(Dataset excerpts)
━━━━━━

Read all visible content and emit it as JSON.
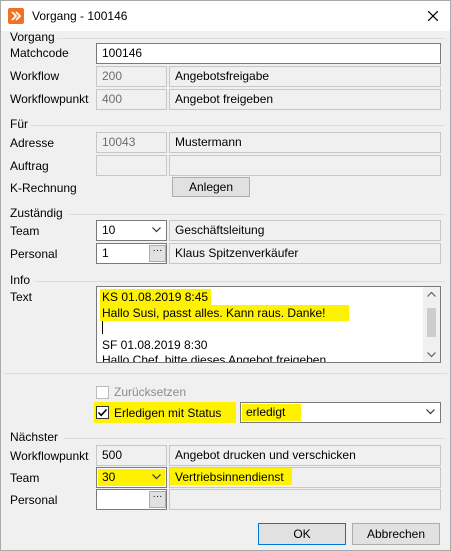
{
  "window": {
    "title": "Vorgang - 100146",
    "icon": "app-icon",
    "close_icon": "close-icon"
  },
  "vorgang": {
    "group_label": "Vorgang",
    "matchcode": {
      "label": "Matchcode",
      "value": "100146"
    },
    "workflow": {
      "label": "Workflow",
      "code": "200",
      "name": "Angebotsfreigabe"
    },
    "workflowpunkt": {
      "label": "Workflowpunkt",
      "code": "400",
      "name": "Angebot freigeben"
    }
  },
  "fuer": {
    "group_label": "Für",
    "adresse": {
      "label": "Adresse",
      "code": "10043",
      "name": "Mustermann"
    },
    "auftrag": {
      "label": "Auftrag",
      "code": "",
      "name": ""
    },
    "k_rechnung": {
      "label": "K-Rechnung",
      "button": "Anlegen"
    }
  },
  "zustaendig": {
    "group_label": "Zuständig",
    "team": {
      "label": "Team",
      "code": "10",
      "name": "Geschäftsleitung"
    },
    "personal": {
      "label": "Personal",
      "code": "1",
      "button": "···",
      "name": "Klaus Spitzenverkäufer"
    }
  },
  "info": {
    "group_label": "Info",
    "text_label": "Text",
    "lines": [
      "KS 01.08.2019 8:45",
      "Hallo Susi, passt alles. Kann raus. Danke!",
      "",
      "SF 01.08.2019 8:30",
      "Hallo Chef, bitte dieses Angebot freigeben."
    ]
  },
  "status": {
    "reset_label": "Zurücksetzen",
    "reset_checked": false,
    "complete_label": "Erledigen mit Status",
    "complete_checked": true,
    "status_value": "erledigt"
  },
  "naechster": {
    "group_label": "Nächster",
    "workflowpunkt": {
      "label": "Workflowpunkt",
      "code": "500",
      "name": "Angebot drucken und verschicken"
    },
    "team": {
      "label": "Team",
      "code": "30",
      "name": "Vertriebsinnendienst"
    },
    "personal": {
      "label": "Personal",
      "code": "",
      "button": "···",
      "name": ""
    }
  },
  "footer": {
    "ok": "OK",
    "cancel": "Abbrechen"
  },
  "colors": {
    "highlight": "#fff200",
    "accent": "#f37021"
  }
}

━━━━━━

**WORK INSTRUCTIONS**.
Within the records, how many lines include "freigeben"? The answer is the number and nothing else.

**EXPECTED ANSWER**.
2